CHALLENGE ::
In the listing below, find every line with the string "that" and pull it out.

* Begin EXTRACTED ENTRIES *

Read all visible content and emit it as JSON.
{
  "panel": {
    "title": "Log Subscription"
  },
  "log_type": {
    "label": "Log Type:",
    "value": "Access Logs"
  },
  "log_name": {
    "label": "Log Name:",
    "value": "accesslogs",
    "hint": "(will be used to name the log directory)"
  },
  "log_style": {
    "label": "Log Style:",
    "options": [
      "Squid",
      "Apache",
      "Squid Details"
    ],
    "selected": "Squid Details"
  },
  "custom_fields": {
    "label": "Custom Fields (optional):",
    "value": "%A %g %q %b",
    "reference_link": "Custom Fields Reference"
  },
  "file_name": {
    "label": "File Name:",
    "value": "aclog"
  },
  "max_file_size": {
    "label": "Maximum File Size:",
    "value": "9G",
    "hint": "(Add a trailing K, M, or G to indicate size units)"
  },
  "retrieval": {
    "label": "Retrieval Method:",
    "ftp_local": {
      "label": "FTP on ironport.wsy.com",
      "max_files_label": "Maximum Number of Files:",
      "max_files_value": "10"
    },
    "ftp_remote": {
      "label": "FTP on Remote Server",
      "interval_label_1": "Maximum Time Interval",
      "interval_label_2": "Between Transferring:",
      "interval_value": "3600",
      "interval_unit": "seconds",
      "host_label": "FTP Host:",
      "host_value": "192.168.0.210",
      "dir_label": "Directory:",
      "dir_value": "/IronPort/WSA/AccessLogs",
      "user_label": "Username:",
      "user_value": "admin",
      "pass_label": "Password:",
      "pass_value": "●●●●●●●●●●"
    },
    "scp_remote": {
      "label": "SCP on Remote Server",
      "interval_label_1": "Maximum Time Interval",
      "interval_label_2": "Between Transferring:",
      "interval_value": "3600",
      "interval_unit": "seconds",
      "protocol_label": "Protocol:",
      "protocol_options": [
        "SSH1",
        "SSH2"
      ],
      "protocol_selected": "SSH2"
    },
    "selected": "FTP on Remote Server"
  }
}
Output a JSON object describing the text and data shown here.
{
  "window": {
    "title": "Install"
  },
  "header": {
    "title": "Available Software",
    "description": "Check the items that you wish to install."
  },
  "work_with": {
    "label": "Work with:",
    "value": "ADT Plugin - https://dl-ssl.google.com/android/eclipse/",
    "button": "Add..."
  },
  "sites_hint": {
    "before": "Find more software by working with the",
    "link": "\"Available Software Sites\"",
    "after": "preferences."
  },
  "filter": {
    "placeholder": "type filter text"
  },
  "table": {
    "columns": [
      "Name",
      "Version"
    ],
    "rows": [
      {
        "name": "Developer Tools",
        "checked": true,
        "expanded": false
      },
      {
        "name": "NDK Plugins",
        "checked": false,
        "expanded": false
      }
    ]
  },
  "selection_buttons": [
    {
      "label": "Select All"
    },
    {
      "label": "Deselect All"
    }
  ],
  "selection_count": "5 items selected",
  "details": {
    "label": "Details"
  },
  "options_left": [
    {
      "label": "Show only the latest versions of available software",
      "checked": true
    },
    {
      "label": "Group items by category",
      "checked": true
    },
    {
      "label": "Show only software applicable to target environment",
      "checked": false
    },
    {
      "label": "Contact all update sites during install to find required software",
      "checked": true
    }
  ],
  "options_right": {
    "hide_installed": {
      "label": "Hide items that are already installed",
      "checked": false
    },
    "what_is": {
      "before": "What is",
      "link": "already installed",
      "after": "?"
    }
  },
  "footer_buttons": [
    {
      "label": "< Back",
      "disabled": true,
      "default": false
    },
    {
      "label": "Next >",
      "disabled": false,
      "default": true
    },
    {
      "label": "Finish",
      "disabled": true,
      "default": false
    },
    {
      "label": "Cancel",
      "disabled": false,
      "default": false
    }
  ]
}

* End EXTRACTED ENTRIES *

RESPONSE BELOW ::
    "description": "Check the items that you wish to install."
      "label": "Hide items that are already installed",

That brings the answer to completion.